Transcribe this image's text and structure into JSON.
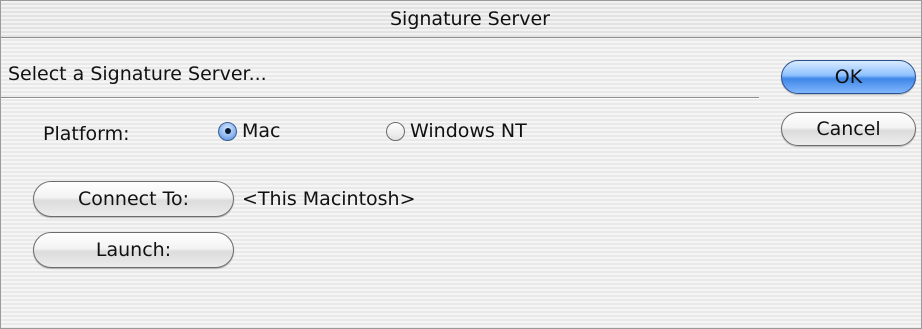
{
  "window": {
    "title": "Signature Server"
  },
  "prompt": "Select a Signature Server...",
  "platform": {
    "label": "Platform:",
    "options": [
      {
        "label": "Mac",
        "selected": true
      },
      {
        "label": "Windows NT",
        "selected": false
      }
    ]
  },
  "buttons": {
    "ok": "OK",
    "cancel": "Cancel",
    "connect_to": "Connect To:",
    "launch": "Launch:"
  },
  "connect_target": "<This Macintosh>",
  "colors": {
    "default_button": "#3f86e6",
    "radio_selected": "#4f86d6"
  },
  "icons": {
    "radio_on": "radio-selected-icon",
    "radio_off": "radio-unselected-icon"
  }
}
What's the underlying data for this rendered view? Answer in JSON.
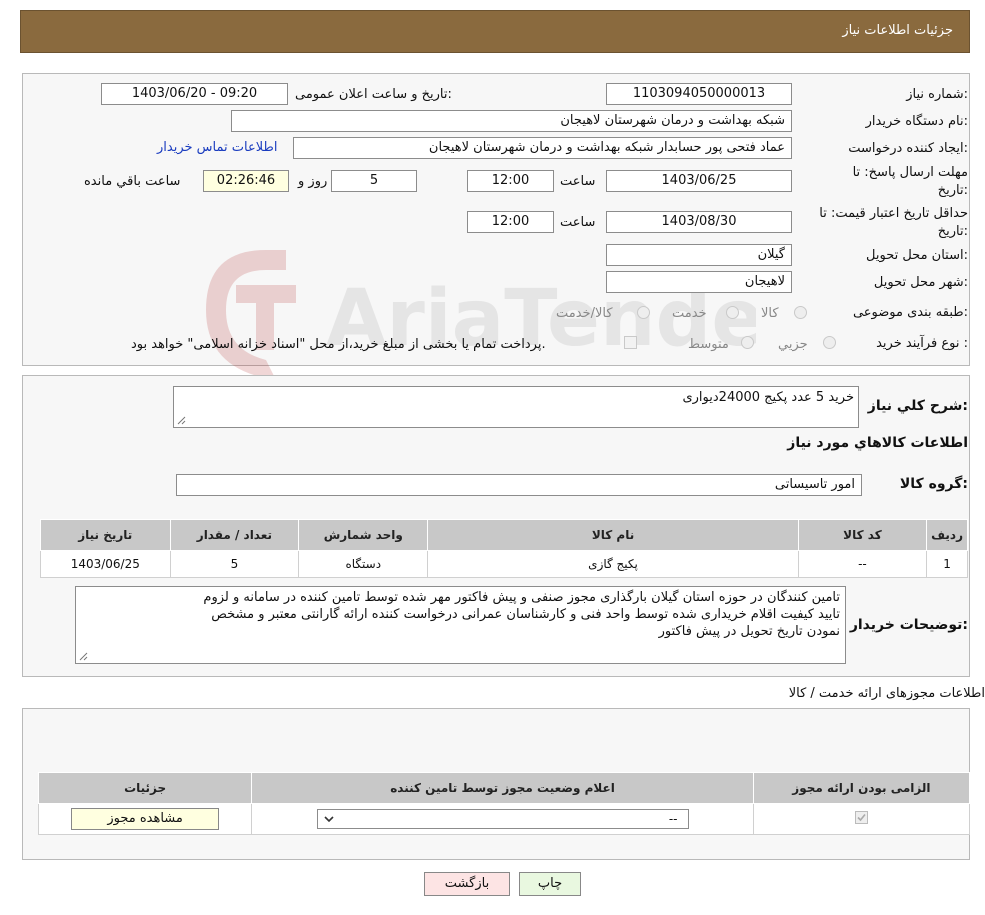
{
  "header": {
    "title": "جزئیات اطلاعات نیاز"
  },
  "watermark": {
    "text": "AriaTender.neT"
  },
  "fields": {
    "need_number_label": "شماره نیاز:",
    "need_number": "1103094050000013",
    "announce_label": "تاریخ و ساعت اعلان عمومی:",
    "announce_value": "1403/06/20 - 09:20",
    "buyer_org_label": "نام دستگاه خریدار:",
    "buyer_org": "شبکه بهداشت و درمان شهرستان لاهیجان",
    "requester_label": "ایجاد کننده درخواست:",
    "requester": "عماد فتحی پور حسابدار شبکه بهداشت و درمان شهرستان لاهیجان",
    "contact_link": "اطلاعات تماس خریدار",
    "deadline_label_1": "مهلت ارسال پاسخ: تا",
    "deadline_label_2": "تاریخ:",
    "deadline_date": "1403/06/25",
    "time_label": "ساعت",
    "deadline_time": "12:00",
    "days_value": "5",
    "days_label": "روز و",
    "remaining_time": "02:26:46",
    "remaining_label": "ساعت باقي مانده",
    "validity_label_1": "حداقل تاریخ اعتبار قیمت: تا",
    "validity_label_2": "تاریخ:",
    "validity_date": "1403/08/30",
    "validity_time": "12:00",
    "province_label": "استان محل تحویل:",
    "province": "گیلان",
    "city_label": "شهر محل تحویل:",
    "city": "لاهیجان",
    "category_label": "طبقه بندی موضوعی:",
    "category_options": [
      "کالا",
      "خدمت",
      "کالا/خدمت"
    ],
    "process_label": "نوع فرآیند خرید :",
    "process_options": [
      "جزیي",
      "متوسط"
    ],
    "process_note": "پرداخت تمام یا بخشی از مبلغ خرید،از محل \"اسناد خزانه اسلامی\" خواهد بود."
  },
  "description": {
    "label": "شرح کلي نياز:",
    "value": "خرید 5 عدد پکیج 24000دیواری"
  },
  "goods": {
    "title": "اطلاعات کالاهاي مورد نياز",
    "group_label": "گروه کالا:",
    "group_value": "امور تاسیساتی",
    "headers": [
      "ردیف",
      "کد کالا",
      "نام کالا",
      "واحد شمارش",
      "تعداد / مقدار",
      "تاریخ نیاز"
    ],
    "rows": [
      [
        "1",
        "--",
        "پکیج گازی",
        "دستگاه",
        "5",
        "1403/06/25"
      ]
    ]
  },
  "buyer_notes": {
    "label": "توضیحات خریدار:",
    "lines": [
      "تامین کنندگان  در حوزه استان گیلان  بارگذاری مجوز صنفی  و پیش فاکتور مهر شده توسط تامین کننده در سامانه و لزوم",
      "تایید کیفیت اقلام خریداری شده توسط واحد  فنی و کارشناسان عمرانی  درخواست کننده ارائه گارانتی معتبر و مشخص",
      "نمودن تاریخ تحویل در پیش فاکتور"
    ]
  },
  "licenses": {
    "title": "اطلاعات مجوزهای ارائه خدمت / کالا",
    "headers": [
      "الزامی بودن ارائه مجوز",
      "اعلام وضعیت مجوز توسط تامین کننده",
      "جزئیات"
    ],
    "select_value": "--",
    "view_button": "مشاهده مجوز"
  },
  "buttons": {
    "print": "چاپ",
    "back": "بازگشت"
  },
  "colors": {
    "header_bg": "#8a6a3e",
    "link": "#1a3cbf",
    "back_btn_bg": "#fde4e4",
    "print_btn_bg": "#e9f8e0"
  }
}
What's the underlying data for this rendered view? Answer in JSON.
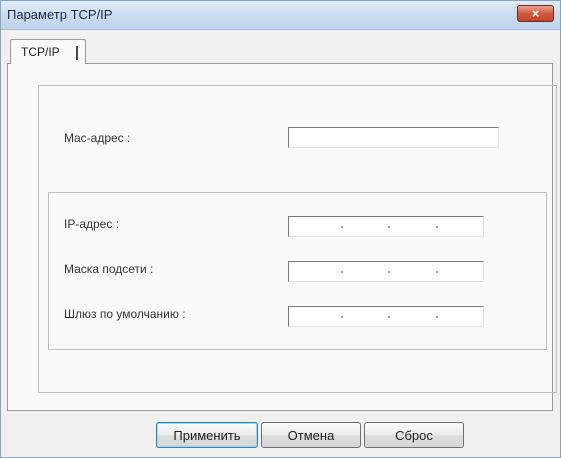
{
  "window": {
    "title": "Параметр TCP/IP",
    "close_icon": "close-icon",
    "close_glyph": "×"
  },
  "tabs": [
    {
      "label": "TCP/IP",
      "selected": true
    }
  ],
  "mac": {
    "label": "Mac-адрес :",
    "value": ""
  },
  "ip_fields": [
    {
      "label": "IP-адрес :",
      "value": ""
    },
    {
      "label": "Маска подсети :",
      "value": ""
    },
    {
      "label": "Шлюз по умолчанию :",
      "value": ""
    }
  ],
  "buttons": {
    "apply": "Применить",
    "cancel": "Отмена",
    "reset": "Сброс"
  },
  "colors": {
    "close_button": "#c94a2f",
    "title_bar": "#c9daee"
  }
}
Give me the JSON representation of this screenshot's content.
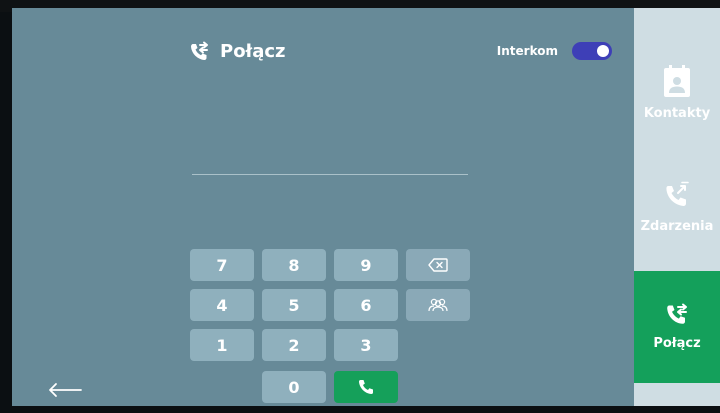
{
  "header": {
    "title": "Połącz",
    "title_icon": "call-forward-icon"
  },
  "interkom": {
    "label": "Interkom",
    "enabled": true
  },
  "keypad": {
    "keys": [
      "7",
      "8",
      "9",
      "4",
      "5",
      "6",
      "1",
      "2",
      "3",
      "0"
    ],
    "backspace_icon": "backspace-icon",
    "contacts_icon": "group-icon",
    "call_icon": "phone-icon"
  },
  "footer": {
    "back_icon": "arrow-left-icon"
  },
  "sidebar": {
    "items": [
      {
        "label": "Kontakty",
        "icon": "contact-card-icon",
        "active": false
      },
      {
        "label": "Zdarzenia",
        "icon": "call-log-icon",
        "active": false
      },
      {
        "label": "Połącz",
        "icon": "call-forward-icon",
        "active": true
      }
    ]
  },
  "colors": {
    "panel_bg": "#678a98",
    "key_bg": "#8fb0bd",
    "accent_green": "#14a05b",
    "toggle_blue": "#3e3fb7",
    "sidebar_bg": "#cfdde3"
  }
}
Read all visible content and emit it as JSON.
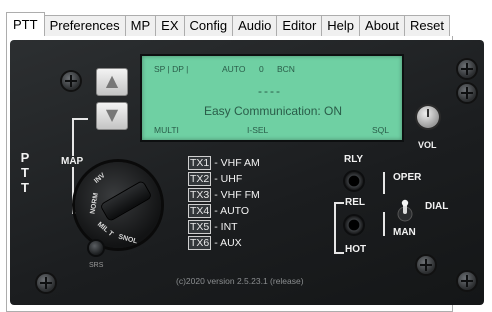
{
  "tabs": [
    "PTT",
    "Preferences",
    "MP",
    "EX",
    "Config",
    "Audio",
    "Editor",
    "Help",
    "About",
    "Reset"
  ],
  "active_tab": "PTT",
  "lcd": {
    "top_left": "SP | DP |",
    "top_mode": "AUTO",
    "top_num": "0",
    "top_bcn": "BCN",
    "dashes": "----",
    "status": "Easy Communication: ON",
    "bottom_left": "MULTI",
    "bottom_mid": "I-SEL",
    "bottom_right": "SQL"
  },
  "side_label": "PTT",
  "map_label": "MAP",
  "knob_labels": {
    "inv": "INV",
    "norm": "NORM",
    "mil": "MIL T",
    "snol": "SNOL"
  },
  "srs_label": "SRS",
  "tx": [
    {
      "id": "TX1",
      "label": "- VHF AM"
    },
    {
      "id": "TX2",
      "label": "- UHF"
    },
    {
      "id": "TX3",
      "label": "- VHF FM"
    },
    {
      "id": "TX4",
      "label": "- AUTO"
    },
    {
      "id": "TX5",
      "label": "- INT"
    },
    {
      "id": "TX6",
      "label": "- AUX"
    }
  ],
  "right_labels": {
    "vol": "VOL",
    "rly": "RLY",
    "oper": "OPER",
    "rel": "REL",
    "dial": "DIAL",
    "man": "MAN",
    "hot": "HOT"
  },
  "footer": "(c)2020 version 2.5.23.1 (release)",
  "arrows": {
    "up": "▲",
    "down": "▼"
  }
}
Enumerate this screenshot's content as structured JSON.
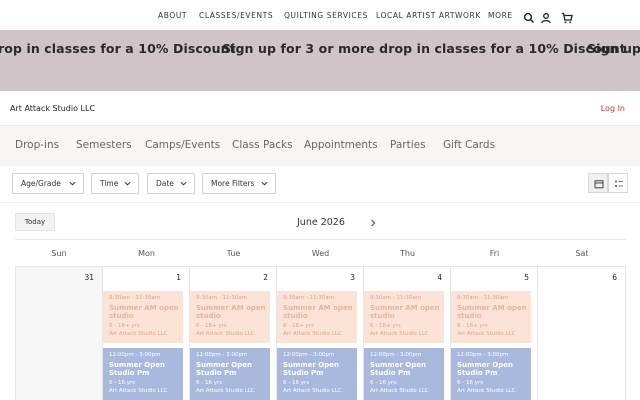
{
  "topnav": {
    "links": [
      "ABOUT",
      "CLASSES/EVENTS",
      "QUILTING SERVICES",
      "LOCAL ARTIST ARTWORK",
      "MORE"
    ],
    "icons": [
      "search-icon",
      "account-icon",
      "cart-icon"
    ]
  },
  "banner": {
    "message_1": "rop in classes for a 10% Discount",
    "message_2": "Sign up for 3 or more drop in classes for a 10% Discount",
    "message_3": "Sign up",
    "background": "#d1c4c8"
  },
  "studio": {
    "name": "Art Attack Studio LLC",
    "login": "Log In"
  },
  "tabs": [
    "Drop-ins",
    "Semesters",
    "Camps/Events",
    "Class Packs",
    "Appointments",
    "Parties",
    "Gift Cards"
  ],
  "filters": [
    "Age/Grade",
    "Time",
    "Date",
    "More Filters"
  ],
  "view_toggle": [
    "calendar-view",
    "list-view"
  ],
  "calendar": {
    "today_label": "Today",
    "month_label": "June 2026",
    "weekdays": [
      "Sun",
      "Mon",
      "Tue",
      "Wed",
      "Thu",
      "Fri",
      "Sat"
    ],
    "days": [
      {
        "num": "31",
        "other_month": true,
        "events": []
      },
      {
        "num": "1",
        "other_month": false,
        "events": [
          {
            "time": "9:30am - 11:30am",
            "title": "Summer AM open studio",
            "age": "6 - 18+ yrs",
            "org": "Art Attack Studio LLC",
            "kind": "am"
          },
          {
            "time": "12:00pm - 3:00pm",
            "title": "Summer Open Studio Pm",
            "age": "6 - 16 yrs",
            "org": "Art Attack Studio LLC",
            "kind": "pm"
          }
        ]
      },
      {
        "num": "2",
        "other_month": false,
        "events": [
          {
            "time": "9:30am - 11:30am",
            "title": "Summer AM open studio",
            "age": "6 - 18+ yrs",
            "org": "Art Attack Studio LLC",
            "kind": "am"
          },
          {
            "time": "12:00pm - 3:00pm",
            "title": "Summer Open Studio Pm",
            "age": "6 - 16 yrs",
            "org": "Art Attack Studio LLC",
            "kind": "pm"
          }
        ]
      },
      {
        "num": "3",
        "other_month": false,
        "events": [
          {
            "time": "9:30am - 11:30am",
            "title": "Summer AM open studio",
            "age": "6 - 18+ yrs",
            "org": "Art Attack Studio LLC",
            "kind": "am"
          },
          {
            "time": "12:00pm - 3:00pm",
            "title": "Summer Open Studio Pm",
            "age": "6 - 16 yrs",
            "org": "Art Attack Studio LLC",
            "kind": "pm"
          }
        ]
      },
      {
        "num": "4",
        "other_month": false,
        "events": [
          {
            "time": "9:30am - 11:30am",
            "title": "Summer AM open studio",
            "age": "6 - 18+ yrs",
            "org": "Art Attack Studio LLC",
            "kind": "am"
          },
          {
            "time": "12:00pm - 3:00pm",
            "title": "Summer Open Studio Pm",
            "age": "6 - 16 yrs",
            "org": "Art Attack Studio LLC",
            "kind": "pm"
          }
        ]
      },
      {
        "num": "5",
        "other_month": false,
        "events": [
          {
            "time": "9:30am - 11:30am",
            "title": "Summer AM open studio",
            "age": "6 - 18+ yrs",
            "org": "Art Attack Studio LLC",
            "kind": "am"
          },
          {
            "time": "12:00pm - 3:00pm",
            "title": "Summer Open Studio Pm",
            "age": "6 - 16 yrs",
            "org": "Art Attack Studio LLC",
            "kind": "pm"
          }
        ]
      },
      {
        "num": "6",
        "other_month": false,
        "events": []
      }
    ]
  },
  "colors": {
    "login": "#c0392b",
    "am_event_bg": "#fbe3d8",
    "pm_event_bg": "#a8b9dd"
  }
}
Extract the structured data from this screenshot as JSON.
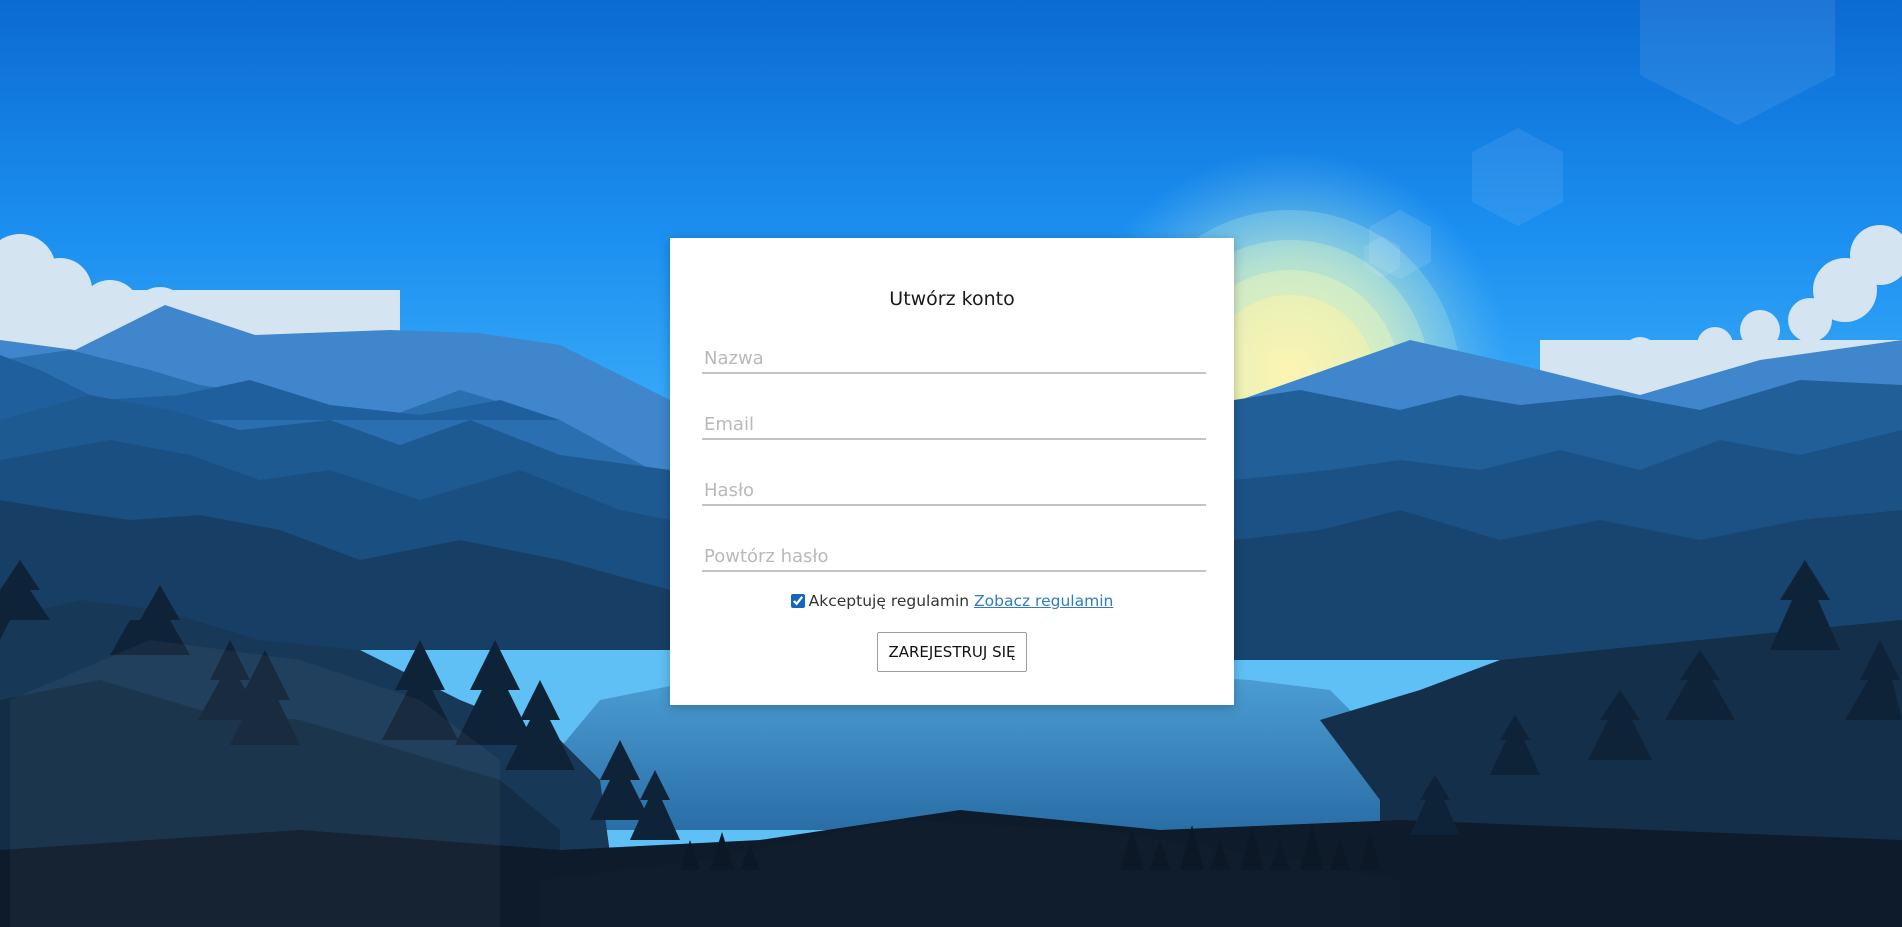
{
  "form": {
    "title": "Utwórz konto",
    "name_placeholder": "Nazwa",
    "email_placeholder": "Email",
    "password_placeholder": "Hasło",
    "repeat_password_placeholder": "Powtórz hasło",
    "terms_checked": true,
    "terms_text": "Akceptuję regulamin",
    "terms_link": "Zobacz regulamin",
    "submit_label": "ZAREJESTRUJ SIĘ"
  },
  "colors": {
    "sky_top": "#0a6fd6",
    "sky_mid": "#1e96f2",
    "sun": "#f3ea9a",
    "link": "#2f7bc9"
  }
}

:: WORK INSTRUCTIONS ::
In the listing, find each line with the string "true" and copy it.

:: WORKED SOLUTION ::
        "selected": true
      "selected": true
    "enabled": true
        "active": true
        "other_month": true,
    "terms_checked": true,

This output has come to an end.